[Part of a data file]

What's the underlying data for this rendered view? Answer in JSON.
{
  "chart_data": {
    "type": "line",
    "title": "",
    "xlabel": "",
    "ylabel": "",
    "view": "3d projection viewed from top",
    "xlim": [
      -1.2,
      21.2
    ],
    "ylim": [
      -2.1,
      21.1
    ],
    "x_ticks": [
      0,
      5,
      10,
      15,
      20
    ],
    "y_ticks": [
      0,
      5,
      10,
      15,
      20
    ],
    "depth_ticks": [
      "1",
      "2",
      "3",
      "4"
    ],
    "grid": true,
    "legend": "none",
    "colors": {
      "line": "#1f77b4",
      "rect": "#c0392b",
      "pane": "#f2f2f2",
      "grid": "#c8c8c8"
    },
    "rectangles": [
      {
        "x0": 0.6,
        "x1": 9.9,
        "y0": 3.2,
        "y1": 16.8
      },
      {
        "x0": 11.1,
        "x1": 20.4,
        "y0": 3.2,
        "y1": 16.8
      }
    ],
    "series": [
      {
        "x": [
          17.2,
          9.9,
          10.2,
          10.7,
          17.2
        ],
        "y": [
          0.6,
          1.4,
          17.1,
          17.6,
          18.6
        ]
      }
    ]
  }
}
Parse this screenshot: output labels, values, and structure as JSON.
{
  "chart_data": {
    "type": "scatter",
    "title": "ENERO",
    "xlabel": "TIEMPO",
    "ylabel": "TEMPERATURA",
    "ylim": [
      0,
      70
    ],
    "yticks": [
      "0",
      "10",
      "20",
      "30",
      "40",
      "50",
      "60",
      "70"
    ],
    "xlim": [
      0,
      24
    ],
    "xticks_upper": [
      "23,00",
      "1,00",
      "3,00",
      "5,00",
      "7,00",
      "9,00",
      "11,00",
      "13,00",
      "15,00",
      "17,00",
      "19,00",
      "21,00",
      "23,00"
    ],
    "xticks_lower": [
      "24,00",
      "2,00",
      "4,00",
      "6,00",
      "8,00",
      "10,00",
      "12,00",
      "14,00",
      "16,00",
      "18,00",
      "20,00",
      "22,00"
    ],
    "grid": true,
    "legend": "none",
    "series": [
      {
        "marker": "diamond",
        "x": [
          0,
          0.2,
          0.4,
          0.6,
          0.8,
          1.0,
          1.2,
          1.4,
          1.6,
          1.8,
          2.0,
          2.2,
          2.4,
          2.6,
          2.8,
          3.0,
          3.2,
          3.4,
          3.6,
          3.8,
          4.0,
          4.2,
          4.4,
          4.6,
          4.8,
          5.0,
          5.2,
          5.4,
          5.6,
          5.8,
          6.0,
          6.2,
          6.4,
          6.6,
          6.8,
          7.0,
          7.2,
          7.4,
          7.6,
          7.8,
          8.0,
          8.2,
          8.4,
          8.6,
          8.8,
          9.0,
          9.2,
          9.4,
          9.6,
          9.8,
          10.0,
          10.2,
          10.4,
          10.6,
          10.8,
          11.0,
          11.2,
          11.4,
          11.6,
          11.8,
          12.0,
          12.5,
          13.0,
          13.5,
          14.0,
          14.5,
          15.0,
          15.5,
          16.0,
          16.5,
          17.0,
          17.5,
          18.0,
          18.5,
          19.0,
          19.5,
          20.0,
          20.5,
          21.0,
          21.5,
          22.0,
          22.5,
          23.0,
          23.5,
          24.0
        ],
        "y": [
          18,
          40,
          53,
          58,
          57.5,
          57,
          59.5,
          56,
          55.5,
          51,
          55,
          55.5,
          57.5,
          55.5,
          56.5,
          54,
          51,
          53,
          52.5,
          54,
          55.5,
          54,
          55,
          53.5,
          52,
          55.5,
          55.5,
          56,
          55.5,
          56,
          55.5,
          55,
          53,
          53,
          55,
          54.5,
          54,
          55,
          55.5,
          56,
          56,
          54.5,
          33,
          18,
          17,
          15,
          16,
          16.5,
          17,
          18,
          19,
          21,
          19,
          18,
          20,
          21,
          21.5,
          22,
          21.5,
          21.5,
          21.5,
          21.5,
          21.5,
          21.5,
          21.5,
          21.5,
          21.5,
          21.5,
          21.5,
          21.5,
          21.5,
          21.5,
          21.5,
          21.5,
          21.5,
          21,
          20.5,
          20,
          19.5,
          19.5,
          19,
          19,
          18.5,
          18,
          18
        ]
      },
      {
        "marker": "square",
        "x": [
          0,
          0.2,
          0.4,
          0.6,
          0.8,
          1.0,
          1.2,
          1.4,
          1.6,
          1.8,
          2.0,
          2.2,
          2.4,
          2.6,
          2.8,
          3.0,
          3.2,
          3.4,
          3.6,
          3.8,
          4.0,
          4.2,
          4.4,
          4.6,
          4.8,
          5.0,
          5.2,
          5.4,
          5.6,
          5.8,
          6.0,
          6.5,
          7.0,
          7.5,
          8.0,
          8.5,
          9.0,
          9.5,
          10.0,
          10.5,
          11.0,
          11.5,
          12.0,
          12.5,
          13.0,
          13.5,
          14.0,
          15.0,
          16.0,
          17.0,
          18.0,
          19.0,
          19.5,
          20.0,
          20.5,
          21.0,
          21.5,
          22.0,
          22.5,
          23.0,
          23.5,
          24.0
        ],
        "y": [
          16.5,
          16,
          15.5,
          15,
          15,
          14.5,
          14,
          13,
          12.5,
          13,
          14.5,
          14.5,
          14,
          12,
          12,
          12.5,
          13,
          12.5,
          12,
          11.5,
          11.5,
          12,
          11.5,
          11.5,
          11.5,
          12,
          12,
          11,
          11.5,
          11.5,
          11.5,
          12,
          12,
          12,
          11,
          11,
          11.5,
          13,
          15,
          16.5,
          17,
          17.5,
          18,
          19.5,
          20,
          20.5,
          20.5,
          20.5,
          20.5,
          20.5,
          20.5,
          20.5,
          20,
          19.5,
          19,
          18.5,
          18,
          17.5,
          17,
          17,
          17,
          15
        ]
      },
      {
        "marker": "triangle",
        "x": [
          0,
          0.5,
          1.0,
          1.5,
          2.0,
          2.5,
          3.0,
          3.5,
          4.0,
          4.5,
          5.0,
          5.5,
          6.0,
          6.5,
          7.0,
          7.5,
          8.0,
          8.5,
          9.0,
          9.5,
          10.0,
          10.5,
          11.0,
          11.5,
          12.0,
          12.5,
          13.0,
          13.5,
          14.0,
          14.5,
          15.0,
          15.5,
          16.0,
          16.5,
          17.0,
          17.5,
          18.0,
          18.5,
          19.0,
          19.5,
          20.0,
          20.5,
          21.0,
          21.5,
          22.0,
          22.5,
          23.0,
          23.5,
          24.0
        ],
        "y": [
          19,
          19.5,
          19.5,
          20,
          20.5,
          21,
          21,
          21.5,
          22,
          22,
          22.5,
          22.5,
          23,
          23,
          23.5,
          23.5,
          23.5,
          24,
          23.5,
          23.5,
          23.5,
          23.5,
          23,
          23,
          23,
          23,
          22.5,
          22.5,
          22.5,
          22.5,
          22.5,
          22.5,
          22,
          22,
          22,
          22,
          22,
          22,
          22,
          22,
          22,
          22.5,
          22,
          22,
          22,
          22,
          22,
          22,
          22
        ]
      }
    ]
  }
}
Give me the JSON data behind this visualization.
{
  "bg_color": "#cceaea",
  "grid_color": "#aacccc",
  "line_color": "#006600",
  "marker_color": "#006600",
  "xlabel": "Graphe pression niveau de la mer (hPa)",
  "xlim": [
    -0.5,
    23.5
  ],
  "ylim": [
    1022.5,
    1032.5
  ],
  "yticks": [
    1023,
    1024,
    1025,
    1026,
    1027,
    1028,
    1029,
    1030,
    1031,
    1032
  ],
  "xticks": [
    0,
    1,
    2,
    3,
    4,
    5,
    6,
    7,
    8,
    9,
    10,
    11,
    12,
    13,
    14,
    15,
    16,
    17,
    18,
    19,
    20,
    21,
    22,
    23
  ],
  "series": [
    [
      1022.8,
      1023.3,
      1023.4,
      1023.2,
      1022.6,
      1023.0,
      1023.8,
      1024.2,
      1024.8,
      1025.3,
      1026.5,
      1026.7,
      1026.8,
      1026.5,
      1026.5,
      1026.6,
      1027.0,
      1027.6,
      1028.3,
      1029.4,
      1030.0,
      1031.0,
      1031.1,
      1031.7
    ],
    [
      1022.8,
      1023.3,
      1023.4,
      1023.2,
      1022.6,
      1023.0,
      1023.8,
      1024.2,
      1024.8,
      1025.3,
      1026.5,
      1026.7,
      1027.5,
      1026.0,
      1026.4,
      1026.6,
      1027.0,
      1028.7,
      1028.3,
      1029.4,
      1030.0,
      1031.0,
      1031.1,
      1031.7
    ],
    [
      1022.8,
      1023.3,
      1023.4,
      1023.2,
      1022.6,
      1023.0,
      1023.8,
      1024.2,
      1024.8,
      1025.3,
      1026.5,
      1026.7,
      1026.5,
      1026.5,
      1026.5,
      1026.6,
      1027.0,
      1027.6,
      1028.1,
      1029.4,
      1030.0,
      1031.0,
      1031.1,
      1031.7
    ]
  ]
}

The request — Give again only the lines of the material above that run from the one with "Give me the" through the end, both included, exactly as they appear.

Answer to the task —
Give me the JSON data behind this visualization.
{
  "bg_color": "#cceaea",
  "grid_color": "#aacccc",
  "line_color": "#006600",
  "marker_color": "#006600",
  "xlabel": "Graphe pression niveau de la mer (hPa)",
  "xlim": [
    -0.5,
    23.5
  ],
  "ylim": [
    1022.5,
    1032.5
  ],
  "yticks": [
    1023,
    1024,
    1025,
    1026,
    1027,
    1028,
    1029,
    1030,
    1031,
    1032
  ],
  "xticks": [
    0,
    1,
    2,
    3,
    4,
    5,
    6,
    7,
    8,
    9,
    10,
    11,
    12,
    13,
    14,
    15,
    16,
    17,
    18,
    19,
    20,
    21,
    22,
    23
  ],
  "series": [
    [
      1022.8,
      1023.3,
      1023.4,
      1023.2,
      1022.6,
      1023.0,
      1023.8,
      1024.2,
      1024.8,
      1025.3,
      1026.5,
      1026.7,
      1026.8,
      1026.5,
      1026.5,
      1026.6,
      1027.0,
      1027.6,
      1028.3,
      1029.4,
      1030.0,
      1031.0,
      1031.1,
      1031.7
    ],
    [
      1022.8,
      1023.3,
      1023.4,
      1023.2,
      1022.6,
      1023.0,
      1023.8,
      1024.2,
      1024.8,
      1025.3,
      1026.5,
      1026.7,
      1027.5,
      1026.0,
      1026.4,
      1026.6,
      1027.0,
      1028.7,
      1028.3,
      1029.4,
      1030.0,
      1031.0,
      1031.1,
      1031.7
    ],
    [
      1022.8,
      1023.3,
      1023.4,
      1023.2,
      1022.6,
      1023.0,
      1023.8,
      1024.2,
      1024.8,
      1025.3,
      1026.5,
      1026.7,
      1026.5,
      1026.5,
      1026.5,
      1026.6,
      1027.0,
      1027.6,
      1028.1,
      1029.4,
      1030.0,
      1031.0,
      1031.1,
      1031.7
    ]
  ]
}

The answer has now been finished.